╭─ Record list

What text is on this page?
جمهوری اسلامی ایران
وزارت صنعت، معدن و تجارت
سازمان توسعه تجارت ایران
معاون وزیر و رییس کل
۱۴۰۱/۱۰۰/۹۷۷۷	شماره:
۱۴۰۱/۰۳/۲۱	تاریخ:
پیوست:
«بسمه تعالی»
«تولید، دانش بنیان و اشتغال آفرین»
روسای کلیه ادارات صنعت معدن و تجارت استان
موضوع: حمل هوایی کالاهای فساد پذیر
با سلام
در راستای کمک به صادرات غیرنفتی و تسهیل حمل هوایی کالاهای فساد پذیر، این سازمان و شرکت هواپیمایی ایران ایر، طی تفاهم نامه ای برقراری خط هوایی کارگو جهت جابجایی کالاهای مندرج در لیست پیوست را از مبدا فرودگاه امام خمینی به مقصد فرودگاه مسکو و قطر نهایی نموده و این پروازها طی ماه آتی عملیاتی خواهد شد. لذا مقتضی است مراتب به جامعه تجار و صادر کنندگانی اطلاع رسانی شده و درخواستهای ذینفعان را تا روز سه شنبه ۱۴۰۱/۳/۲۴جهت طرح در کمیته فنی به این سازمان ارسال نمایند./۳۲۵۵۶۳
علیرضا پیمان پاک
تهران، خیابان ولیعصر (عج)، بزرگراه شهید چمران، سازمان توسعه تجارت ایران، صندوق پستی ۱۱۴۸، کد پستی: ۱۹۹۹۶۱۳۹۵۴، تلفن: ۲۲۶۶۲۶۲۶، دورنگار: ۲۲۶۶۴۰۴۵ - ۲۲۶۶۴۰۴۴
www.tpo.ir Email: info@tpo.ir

╰─

> _Directions_
Write out every line of the listing that holds the word "تجارت".

> _Answer to this task_
وزارت صنعت، معدن و تجارت
سازمان توسعه تجارت ایران
روسای کلیه ادارات صنعت معدن و تجارت استان
تهران، خیابان ولیعصر (عج)، بزرگراه شهید چمران، سازمان توسعه تجارت ایران، صندوق پستی ۱۱۴۸، کد پستی: ۱۹۹۹۶۱۳۹۵۴، تلفن: ۲۲۶۶۲۶۲۶، دورنگار: ۲۲۶۶۴۰۴۵ - ۲۲۶۶۴۰۴۴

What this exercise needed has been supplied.